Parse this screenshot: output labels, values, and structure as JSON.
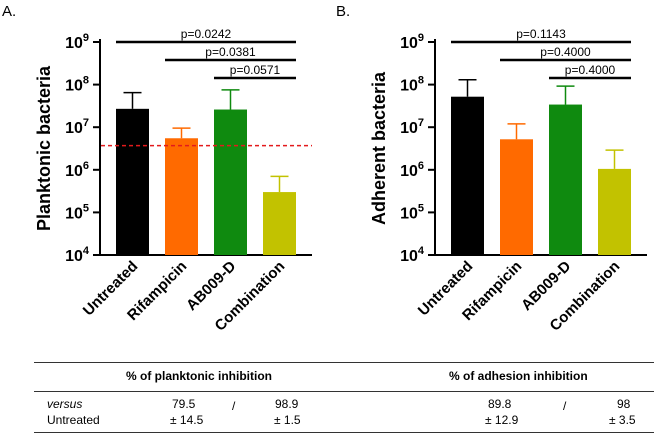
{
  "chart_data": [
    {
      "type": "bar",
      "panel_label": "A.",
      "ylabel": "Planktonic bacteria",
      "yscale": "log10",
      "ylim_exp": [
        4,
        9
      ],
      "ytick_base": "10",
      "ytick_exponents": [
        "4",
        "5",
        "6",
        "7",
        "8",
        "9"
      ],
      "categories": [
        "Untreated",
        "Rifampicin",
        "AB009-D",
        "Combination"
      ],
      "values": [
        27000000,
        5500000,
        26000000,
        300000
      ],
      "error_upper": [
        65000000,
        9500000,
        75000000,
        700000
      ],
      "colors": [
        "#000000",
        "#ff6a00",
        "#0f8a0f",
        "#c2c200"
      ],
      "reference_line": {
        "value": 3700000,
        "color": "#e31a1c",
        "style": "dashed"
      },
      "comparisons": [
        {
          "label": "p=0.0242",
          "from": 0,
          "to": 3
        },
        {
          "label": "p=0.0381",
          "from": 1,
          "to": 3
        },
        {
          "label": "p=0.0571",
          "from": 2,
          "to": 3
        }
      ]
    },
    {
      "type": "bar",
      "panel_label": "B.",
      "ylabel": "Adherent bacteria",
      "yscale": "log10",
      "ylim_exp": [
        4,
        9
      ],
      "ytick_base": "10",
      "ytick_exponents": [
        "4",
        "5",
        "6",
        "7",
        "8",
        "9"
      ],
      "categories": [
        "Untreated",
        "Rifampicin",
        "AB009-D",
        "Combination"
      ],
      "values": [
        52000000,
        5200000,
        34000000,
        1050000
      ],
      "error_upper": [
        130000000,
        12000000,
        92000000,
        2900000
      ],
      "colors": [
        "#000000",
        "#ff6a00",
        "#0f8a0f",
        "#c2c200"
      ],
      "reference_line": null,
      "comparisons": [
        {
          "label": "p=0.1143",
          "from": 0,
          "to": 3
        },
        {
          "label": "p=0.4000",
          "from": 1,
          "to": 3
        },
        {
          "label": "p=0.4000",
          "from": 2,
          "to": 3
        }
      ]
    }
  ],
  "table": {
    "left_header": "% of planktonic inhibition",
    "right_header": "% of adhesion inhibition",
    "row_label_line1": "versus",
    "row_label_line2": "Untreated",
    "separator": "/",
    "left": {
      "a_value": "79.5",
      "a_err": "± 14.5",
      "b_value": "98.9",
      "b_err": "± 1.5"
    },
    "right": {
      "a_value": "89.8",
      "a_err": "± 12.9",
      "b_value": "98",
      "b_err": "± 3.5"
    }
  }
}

:::

Exercise => Give back the listing unchanged. Strip out the pictures.

Task answer =>
Parse this screenshot: output labels, values, and structure as JSON.
{
  "chart_data": [
    {
      "type": "bar",
      "panel_label": "A.",
      "ylabel": "Planktonic bacteria",
      "yscale": "log10",
      "ylim_exp": [
        4,
        9
      ],
      "ytick_base": "10",
      "ytick_exponents": [
        "4",
        "5",
        "6",
        "7",
        "8",
        "9"
      ],
      "categories": [
        "Untreated",
        "Rifampicin",
        "AB009-D",
        "Combination"
      ],
      "values": [
        27000000,
        5500000,
        26000000,
        300000
      ],
      "error_upper": [
        65000000,
        9500000,
        75000000,
        700000
      ],
      "colors": [
        "#000000",
        "#ff6a00",
        "#0f8a0f",
        "#c2c200"
      ],
      "reference_line": {
        "value": 3700000,
        "color": "#e31a1c",
        "style": "dashed"
      },
      "comparisons": [
        {
          "label": "p=0.0242",
          "from": 0,
          "to": 3
        },
        {
          "label": "p=0.0381",
          "from": 1,
          "to": 3
        },
        {
          "label": "p=0.0571",
          "from": 2,
          "to": 3
        }
      ]
    },
    {
      "type": "bar",
      "panel_label": "B.",
      "ylabel": "Adherent bacteria",
      "yscale": "log10",
      "ylim_exp": [
        4,
        9
      ],
      "ytick_base": "10",
      "ytick_exponents": [
        "4",
        "5",
        "6",
        "7",
        "8",
        "9"
      ],
      "categories": [
        "Untreated",
        "Rifampicin",
        "AB009-D",
        "Combination"
      ],
      "values": [
        52000000,
        5200000,
        34000000,
        1050000
      ],
      "error_upper": [
        130000000,
        12000000,
        92000000,
        2900000
      ],
      "colors": [
        "#000000",
        "#ff6a00",
        "#0f8a0f",
        "#c2c200"
      ],
      "reference_line": null,
      "comparisons": [
        {
          "label": "p=0.1143",
          "from": 0,
          "to": 3
        },
        {
          "label": "p=0.4000",
          "from": 1,
          "to": 3
        },
        {
          "label": "p=0.4000",
          "from": 2,
          "to": 3
        }
      ]
    }
  ],
  "table": {
    "left_header": "% of planktonic inhibition",
    "right_header": "% of adhesion inhibition",
    "row_label_line1": "versus",
    "row_label_line2": "Untreated",
    "separator": "/",
    "left": {
      "a_value": "79.5",
      "a_err": "± 14.5",
      "b_value": "98.9",
      "b_err": "± 1.5"
    },
    "right": {
      "a_value": "89.8",
      "a_err": "± 12.9",
      "b_value": "98",
      "b_err": "± 3.5"
    }
  }
}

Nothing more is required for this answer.